Юля Баталина

Юлия Баталина

редактор отдела культуры ИД «Компаньон»

«Я должна была родиться в Италии»

Вероника Джиоева — о «крупных» голосах и современной опере, о «Норме» и пермских зрителях

Поделиться
вероника джиоева

  Андрей Чунтомов

В Пермском театре оперы и балета начинается серия премьерных показов «Нормы» Беллини в постановке Максима Петрова. 26 и 30 июня заглавную партию исполнит звезда мировой оперной сцены Вероника Джиоева.

— Вы приезжали в Пермь в 2011 году с большим гала-концертом под управлением Теодора Курентзиса. Речь шла о долгосрочном сотрудничестве, но после этого вы отсюда как-то исчезли. И вот теперь появляетесь снова! Что это за зигзаги судьбы?

> _ЗАДАНИЯ_:
• A. Почему в интервью с Вероникой Джиоевой журналист говорит о «зигзагах судьбы»? Ответьте в одном–трех предложениях.
• B. Продолжите интервью с Вероникой Джиоевой сразу после последнего вопроса журналиста.
Листинг никак не связан с интервью.

> _ДАННЫЕ_:
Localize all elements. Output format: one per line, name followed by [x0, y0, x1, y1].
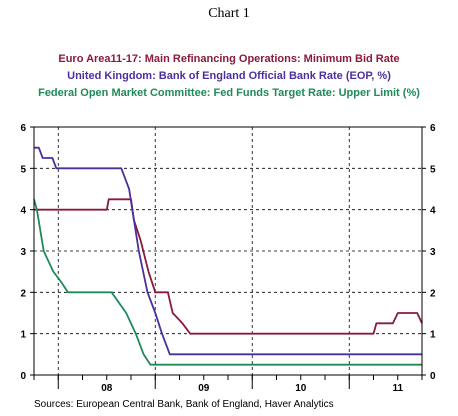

> _ОТВЕТЫ_:
• A. В 2011 году Джиоева приезжала в Пермь с большим гала-концертом под управлением Теодора Курентзиса, и тогда речь шла о долгосрочном сотрудничестве. После этого она из Перми исчезла, а теперь появляется снова и исполнит заглавную партию в «Норме» 26 и 30 июня.

• B.
— Теодор хотел, чтобы я ушла из Новосибирского театра, но мне всё там нравилось — мне давали большую свободу, да и вообще условия устраивали. Я ждала, что меня пригласят поработать в Перми по контракту, но не дождалась. Спасибо огромное Миграну Агаджаняну, который меня позвал сюда после стольких лет! 

Я давно знакома с Миграном. Услышала его впервые лет десять назад, и меня так впечатлило его пение! Я всегда хотела петь с таким тенором — чувствующим фразу, по-итальянски эмоциональным. Когда мои итальянские друзья услышали, как Мигран поёт в «Адриенне Лекурвер», они сказали: «Это феноменальный тенор, мировой!». Мне хотелось с ним что-нибудь спеть, но не получалось — он был очень занят, мы никак не могли совпасть по времени… И вот теперь он пригласил меня поработать вместе уже как дирижёр. Мы с ним очень совпадаем в отношении к музыке, в её понимании; наверное, поэтому он решил со мной сделать «Норму». То, как он дирижирует, как он чувствует музыку — мне это очень близко, поэтому у нас получается такая «Норма»… В финале я просто рыдаю!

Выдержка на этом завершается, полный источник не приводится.